(EXERCISE BRIEF): Find each line holding "USDT" and copy it out.
--- start RECORD LIST ---
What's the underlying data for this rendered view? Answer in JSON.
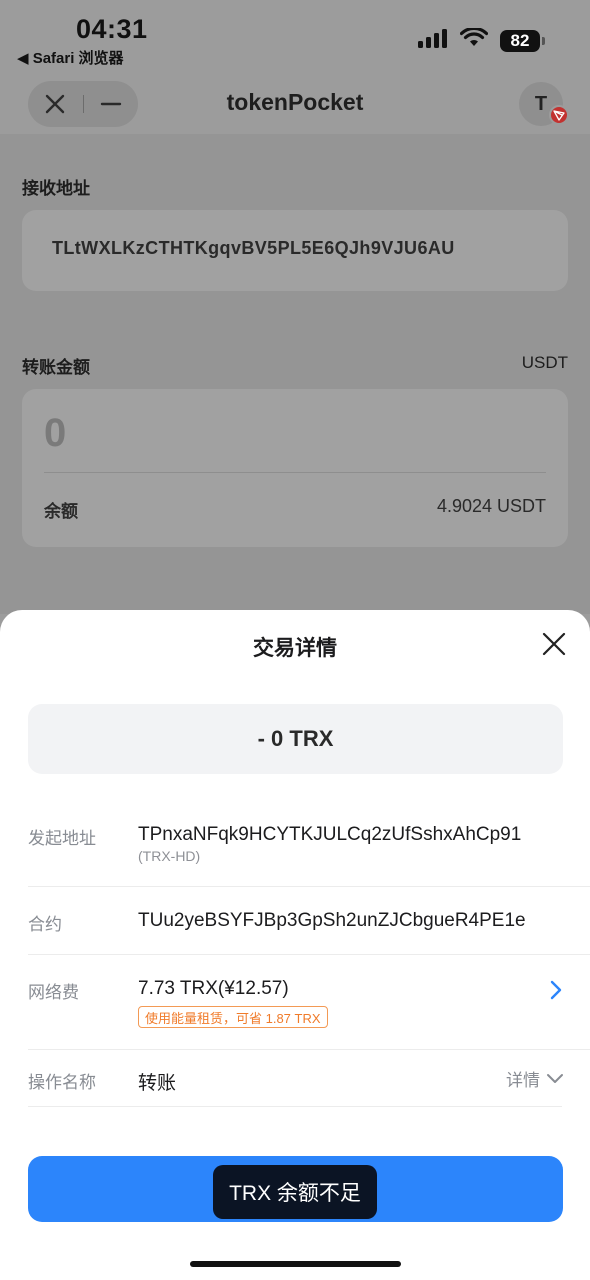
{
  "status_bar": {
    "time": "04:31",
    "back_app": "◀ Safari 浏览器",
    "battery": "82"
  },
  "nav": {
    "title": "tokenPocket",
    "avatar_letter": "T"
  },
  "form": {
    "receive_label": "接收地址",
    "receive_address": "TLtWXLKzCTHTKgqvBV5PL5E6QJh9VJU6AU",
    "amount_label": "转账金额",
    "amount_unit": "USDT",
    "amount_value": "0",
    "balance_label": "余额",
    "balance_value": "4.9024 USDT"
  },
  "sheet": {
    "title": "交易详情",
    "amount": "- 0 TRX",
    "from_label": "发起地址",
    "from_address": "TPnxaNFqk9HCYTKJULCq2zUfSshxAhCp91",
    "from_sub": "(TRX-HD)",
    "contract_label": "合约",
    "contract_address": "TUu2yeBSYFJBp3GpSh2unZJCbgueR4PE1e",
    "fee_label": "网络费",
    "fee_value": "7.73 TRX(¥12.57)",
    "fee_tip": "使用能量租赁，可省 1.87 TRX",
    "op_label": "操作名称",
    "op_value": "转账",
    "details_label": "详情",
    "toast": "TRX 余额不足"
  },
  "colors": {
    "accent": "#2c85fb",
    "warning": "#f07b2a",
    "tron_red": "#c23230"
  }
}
--- end RECORD LIST ---
(FULL OUTPUT):
    "amount_unit": "USDT",
    "balance_value": "4.9024 USDT"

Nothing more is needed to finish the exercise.